(Data excerpts)
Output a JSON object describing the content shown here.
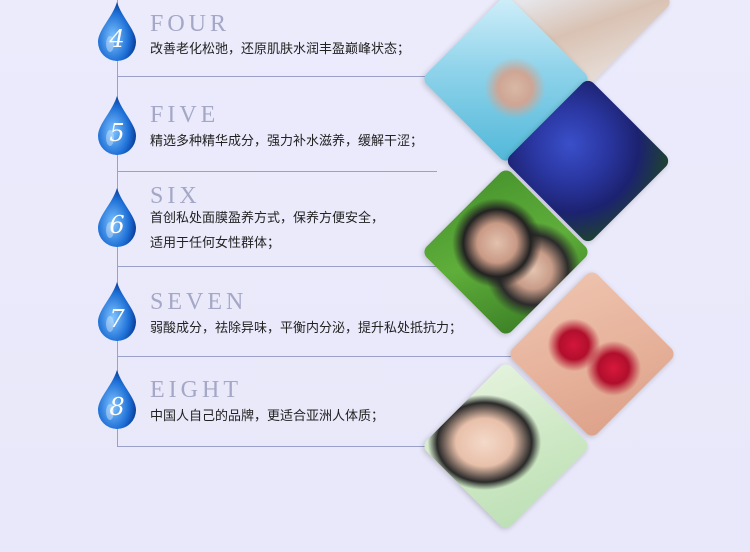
{
  "steps": [
    {
      "number": "4",
      "title": "FOUR",
      "lines": [
        "改善老化松弛，还原肌肤水润丰盈巅峰状态；"
      ]
    },
    {
      "number": "5",
      "title": "FIVE",
      "lines": [
        "精选多种精华成分，强力补水滋养，缓解干涩；"
      ]
    },
    {
      "number": "6",
      "title": "SIX",
      "lines": [
        "首创私处面膜盈养方式，保养方便安全，",
        "适用于任何女性群体；"
      ]
    },
    {
      "number": "7",
      "title": "SEVEN",
      "lines": [
        "弱酸成分，祛除异味，平衡内分泌，提升私处抵抗力；"
      ]
    },
    {
      "number": "8",
      "title": "EIGHT",
      "lines": [
        "中国人自己的品牌，更适合亚洲人体质；"
      ]
    }
  ],
  "photos": [
    {
      "icon": "doctor-photo-icon"
    },
    {
      "icon": "underwater-woman-photo-icon"
    },
    {
      "icon": "blue-flowers-photo-icon"
    },
    {
      "icon": "women-on-grass-photo-icon"
    },
    {
      "icon": "rose-petals-photo-icon"
    },
    {
      "icon": "smiling-woman-product-photo-icon"
    }
  ],
  "colors": {
    "accent_blue": "#1e6fd0",
    "title_gray": "#a4a7c6",
    "line": "#9aa0c8",
    "background": "#e9e9fb"
  }
}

> **Given exercise**:
Only the number is wanted: how many lines in the data include the word "icon"?

> **Result for this exercise**:
6